## DIRECTIONS FOR THIS TASK
Records follow. Select each line holding "Katherine".

## MATERIAL PROVIDED
- - - - - - -

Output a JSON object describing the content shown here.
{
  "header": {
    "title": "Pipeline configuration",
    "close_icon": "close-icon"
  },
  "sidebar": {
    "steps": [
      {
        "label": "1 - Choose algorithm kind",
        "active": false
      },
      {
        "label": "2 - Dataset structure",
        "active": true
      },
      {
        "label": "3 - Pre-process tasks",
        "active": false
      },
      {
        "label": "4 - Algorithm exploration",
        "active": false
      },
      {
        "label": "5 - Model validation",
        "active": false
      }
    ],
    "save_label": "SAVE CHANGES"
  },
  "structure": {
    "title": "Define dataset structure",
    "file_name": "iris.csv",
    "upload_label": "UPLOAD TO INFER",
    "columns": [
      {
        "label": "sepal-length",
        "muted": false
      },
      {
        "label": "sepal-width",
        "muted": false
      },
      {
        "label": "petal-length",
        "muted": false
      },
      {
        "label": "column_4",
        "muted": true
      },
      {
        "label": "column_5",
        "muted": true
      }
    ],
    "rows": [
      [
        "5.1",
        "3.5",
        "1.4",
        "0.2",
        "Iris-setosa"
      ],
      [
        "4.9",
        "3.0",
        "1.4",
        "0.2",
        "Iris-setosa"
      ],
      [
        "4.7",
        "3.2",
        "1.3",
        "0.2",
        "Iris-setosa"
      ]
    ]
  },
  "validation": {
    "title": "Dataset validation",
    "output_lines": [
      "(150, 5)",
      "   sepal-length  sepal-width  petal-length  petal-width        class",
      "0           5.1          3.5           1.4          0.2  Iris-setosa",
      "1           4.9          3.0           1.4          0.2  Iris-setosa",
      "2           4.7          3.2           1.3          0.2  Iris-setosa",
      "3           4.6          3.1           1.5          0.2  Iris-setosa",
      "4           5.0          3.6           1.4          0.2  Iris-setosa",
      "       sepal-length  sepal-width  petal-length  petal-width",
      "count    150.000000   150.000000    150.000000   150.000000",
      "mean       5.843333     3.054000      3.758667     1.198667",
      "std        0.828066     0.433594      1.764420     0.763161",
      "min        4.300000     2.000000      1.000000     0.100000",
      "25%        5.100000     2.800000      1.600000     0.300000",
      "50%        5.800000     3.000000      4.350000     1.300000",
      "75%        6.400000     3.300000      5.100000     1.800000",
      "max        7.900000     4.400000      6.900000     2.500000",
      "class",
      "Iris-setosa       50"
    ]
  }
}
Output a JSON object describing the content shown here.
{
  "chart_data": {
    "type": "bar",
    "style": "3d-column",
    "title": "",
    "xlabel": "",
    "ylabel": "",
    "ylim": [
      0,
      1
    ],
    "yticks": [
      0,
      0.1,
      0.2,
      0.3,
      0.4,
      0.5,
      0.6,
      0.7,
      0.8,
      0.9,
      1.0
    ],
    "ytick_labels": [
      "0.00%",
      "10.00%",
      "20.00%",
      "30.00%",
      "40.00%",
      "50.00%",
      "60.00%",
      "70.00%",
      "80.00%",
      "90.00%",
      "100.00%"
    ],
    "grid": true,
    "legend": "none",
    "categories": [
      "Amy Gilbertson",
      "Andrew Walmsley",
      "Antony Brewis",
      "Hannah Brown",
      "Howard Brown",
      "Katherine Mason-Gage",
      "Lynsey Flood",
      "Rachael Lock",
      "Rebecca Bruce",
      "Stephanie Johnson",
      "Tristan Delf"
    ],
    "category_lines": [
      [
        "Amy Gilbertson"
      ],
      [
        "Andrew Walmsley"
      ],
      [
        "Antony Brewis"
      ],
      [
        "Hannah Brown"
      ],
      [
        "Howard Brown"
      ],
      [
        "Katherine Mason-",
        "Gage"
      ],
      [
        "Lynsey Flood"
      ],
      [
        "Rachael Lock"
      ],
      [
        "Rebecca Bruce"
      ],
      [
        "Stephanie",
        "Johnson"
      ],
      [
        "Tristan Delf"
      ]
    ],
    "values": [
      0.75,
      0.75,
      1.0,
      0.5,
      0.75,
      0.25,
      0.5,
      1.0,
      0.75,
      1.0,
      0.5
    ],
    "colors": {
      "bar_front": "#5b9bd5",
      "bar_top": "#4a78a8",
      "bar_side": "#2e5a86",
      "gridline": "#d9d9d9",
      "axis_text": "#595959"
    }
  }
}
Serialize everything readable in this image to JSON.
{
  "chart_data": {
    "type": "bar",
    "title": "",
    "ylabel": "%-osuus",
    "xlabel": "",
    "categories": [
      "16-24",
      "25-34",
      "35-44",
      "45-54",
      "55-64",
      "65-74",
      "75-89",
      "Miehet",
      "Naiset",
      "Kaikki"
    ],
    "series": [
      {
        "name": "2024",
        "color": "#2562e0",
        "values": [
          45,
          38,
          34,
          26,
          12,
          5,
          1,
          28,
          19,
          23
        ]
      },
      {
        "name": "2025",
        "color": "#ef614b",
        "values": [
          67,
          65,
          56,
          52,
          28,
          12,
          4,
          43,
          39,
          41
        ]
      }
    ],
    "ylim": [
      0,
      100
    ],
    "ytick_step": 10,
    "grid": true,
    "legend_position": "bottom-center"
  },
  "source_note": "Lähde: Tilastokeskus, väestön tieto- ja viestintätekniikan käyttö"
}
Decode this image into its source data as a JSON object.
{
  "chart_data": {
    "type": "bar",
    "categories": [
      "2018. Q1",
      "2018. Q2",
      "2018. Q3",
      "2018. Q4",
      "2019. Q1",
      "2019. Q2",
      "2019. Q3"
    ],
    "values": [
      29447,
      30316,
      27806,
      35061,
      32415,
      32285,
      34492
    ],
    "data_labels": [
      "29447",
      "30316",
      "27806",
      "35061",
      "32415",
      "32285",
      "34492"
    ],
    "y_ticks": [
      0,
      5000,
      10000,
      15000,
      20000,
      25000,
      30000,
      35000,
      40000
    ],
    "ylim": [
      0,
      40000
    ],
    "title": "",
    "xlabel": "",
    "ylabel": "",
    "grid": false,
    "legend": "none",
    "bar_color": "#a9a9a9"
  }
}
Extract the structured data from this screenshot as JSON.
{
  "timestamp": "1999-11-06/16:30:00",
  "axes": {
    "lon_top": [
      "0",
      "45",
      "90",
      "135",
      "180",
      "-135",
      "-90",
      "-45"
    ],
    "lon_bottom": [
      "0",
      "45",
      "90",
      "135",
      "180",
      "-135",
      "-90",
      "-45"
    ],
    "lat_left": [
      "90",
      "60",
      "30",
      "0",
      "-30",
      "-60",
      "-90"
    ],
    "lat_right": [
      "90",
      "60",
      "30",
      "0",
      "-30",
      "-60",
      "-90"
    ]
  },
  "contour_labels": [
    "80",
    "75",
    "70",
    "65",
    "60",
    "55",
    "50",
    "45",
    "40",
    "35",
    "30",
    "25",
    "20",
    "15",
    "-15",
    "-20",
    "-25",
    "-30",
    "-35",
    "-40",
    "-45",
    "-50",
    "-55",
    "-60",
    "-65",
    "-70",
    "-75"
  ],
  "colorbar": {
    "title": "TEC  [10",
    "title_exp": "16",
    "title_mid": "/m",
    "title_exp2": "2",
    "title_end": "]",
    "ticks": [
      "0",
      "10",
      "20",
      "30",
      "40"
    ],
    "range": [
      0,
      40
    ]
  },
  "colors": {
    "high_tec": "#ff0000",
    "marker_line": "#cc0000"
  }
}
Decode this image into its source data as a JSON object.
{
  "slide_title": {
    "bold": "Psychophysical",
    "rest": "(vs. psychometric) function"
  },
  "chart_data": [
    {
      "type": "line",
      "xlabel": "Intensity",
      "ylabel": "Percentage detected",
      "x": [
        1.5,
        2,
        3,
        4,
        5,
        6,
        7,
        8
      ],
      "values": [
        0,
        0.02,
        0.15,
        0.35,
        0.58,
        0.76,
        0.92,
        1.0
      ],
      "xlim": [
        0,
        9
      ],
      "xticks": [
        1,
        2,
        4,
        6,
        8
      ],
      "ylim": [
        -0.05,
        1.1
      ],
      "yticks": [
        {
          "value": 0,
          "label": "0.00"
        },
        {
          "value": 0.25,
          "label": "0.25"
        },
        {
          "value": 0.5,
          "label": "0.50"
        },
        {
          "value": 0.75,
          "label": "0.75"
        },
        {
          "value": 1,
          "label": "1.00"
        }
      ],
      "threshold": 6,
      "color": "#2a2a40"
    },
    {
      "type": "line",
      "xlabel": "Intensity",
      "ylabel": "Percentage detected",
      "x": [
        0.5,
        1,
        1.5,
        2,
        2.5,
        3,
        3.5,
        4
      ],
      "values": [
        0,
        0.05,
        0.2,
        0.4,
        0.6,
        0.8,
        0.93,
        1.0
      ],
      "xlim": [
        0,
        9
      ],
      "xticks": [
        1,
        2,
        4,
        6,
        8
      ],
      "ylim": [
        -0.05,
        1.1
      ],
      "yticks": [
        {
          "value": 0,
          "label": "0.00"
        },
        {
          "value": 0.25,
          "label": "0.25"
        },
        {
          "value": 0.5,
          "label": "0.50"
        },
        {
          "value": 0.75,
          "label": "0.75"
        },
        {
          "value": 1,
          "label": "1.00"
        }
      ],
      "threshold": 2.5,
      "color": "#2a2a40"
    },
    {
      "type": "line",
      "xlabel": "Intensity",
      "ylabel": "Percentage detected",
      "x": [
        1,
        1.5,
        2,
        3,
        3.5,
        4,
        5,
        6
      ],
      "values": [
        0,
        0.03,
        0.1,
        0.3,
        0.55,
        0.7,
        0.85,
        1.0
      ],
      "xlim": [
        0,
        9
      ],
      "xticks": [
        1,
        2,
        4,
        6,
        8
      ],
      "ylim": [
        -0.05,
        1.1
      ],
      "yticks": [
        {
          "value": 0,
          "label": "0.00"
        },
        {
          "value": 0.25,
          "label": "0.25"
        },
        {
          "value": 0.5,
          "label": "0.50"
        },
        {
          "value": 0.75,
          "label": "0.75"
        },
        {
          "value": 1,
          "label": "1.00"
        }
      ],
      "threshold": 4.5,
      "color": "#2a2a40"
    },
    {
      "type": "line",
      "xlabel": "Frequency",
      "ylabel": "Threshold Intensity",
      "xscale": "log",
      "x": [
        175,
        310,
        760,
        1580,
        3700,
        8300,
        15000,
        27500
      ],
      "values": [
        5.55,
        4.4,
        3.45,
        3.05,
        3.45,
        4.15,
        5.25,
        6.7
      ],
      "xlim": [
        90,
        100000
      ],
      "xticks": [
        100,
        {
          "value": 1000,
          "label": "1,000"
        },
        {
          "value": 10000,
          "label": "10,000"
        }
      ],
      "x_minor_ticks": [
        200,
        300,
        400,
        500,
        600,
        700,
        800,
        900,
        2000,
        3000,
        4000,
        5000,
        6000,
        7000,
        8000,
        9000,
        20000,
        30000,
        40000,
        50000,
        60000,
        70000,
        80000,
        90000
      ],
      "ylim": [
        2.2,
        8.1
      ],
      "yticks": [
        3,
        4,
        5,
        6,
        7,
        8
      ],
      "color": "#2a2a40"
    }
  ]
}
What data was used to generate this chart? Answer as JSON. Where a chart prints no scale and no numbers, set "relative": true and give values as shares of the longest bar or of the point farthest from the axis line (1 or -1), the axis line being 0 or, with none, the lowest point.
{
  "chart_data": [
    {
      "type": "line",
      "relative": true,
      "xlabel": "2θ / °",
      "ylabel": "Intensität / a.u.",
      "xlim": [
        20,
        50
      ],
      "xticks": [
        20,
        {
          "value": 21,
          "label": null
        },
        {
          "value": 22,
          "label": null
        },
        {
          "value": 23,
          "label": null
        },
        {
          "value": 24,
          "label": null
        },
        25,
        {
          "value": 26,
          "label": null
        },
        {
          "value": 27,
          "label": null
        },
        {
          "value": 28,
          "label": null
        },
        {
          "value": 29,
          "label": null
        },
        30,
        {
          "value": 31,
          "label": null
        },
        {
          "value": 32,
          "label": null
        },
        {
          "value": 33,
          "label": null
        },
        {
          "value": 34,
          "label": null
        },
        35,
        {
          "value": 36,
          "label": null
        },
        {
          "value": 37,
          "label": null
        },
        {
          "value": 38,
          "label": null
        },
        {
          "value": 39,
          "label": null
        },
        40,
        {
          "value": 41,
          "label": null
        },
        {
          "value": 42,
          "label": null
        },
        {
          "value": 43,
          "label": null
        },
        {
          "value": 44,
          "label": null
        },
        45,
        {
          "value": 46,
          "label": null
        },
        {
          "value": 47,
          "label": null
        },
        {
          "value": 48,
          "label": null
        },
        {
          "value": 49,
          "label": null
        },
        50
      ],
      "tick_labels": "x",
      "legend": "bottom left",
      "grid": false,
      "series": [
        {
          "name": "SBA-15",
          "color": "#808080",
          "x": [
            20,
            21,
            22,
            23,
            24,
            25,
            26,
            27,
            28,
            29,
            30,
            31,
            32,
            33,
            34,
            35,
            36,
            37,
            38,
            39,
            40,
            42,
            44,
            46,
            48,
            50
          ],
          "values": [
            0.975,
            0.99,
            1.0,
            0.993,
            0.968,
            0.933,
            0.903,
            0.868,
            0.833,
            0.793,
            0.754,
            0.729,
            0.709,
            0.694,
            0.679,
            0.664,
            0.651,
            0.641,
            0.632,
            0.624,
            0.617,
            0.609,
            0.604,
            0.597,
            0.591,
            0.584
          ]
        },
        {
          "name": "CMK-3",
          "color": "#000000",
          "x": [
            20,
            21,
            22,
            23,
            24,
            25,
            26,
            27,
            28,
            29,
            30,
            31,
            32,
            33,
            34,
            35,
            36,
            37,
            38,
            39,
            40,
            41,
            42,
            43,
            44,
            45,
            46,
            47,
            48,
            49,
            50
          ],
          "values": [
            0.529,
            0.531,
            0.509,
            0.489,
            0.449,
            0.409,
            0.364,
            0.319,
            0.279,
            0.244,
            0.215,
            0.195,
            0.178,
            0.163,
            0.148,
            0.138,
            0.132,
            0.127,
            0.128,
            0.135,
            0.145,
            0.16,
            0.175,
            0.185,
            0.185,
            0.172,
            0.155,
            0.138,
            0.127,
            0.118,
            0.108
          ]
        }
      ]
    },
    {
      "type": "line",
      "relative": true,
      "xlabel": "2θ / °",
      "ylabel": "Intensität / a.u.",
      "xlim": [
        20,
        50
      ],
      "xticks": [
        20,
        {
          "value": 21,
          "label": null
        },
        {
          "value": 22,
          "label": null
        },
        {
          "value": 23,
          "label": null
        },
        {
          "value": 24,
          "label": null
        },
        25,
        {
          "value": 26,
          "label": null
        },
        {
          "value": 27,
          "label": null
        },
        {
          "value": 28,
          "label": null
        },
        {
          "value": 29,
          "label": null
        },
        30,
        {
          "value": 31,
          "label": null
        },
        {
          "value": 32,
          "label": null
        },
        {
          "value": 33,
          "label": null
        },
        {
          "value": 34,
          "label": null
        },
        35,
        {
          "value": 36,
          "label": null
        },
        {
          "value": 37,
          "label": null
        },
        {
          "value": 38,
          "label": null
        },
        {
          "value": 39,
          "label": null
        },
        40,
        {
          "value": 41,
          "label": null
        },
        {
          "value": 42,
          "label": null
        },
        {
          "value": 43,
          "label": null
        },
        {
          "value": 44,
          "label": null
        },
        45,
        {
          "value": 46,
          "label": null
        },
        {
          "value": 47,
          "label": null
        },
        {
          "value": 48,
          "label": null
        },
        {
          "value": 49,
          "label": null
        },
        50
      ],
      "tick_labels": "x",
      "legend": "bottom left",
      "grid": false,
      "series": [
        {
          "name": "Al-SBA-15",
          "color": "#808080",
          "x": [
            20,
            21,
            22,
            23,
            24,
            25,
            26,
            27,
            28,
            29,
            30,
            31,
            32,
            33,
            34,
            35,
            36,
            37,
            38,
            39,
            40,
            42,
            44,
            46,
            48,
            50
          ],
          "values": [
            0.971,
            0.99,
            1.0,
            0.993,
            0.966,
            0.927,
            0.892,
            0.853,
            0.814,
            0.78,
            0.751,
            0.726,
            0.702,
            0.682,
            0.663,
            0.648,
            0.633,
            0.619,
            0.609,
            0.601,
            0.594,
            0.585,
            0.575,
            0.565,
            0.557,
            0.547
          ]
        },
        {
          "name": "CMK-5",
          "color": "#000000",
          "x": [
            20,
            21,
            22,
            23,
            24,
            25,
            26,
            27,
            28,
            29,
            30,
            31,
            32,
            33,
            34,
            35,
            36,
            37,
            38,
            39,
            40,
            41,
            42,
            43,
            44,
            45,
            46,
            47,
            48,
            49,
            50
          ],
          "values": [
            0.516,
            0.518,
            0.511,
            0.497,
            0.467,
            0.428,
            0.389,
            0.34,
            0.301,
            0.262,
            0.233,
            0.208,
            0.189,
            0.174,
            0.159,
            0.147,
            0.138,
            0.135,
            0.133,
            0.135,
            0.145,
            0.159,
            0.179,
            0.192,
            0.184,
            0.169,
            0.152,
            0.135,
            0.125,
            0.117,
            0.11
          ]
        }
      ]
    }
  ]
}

- - - - - - -

## RESULT BELOW
      "Katherine Mason-Gage",
        "Katherine Mason-",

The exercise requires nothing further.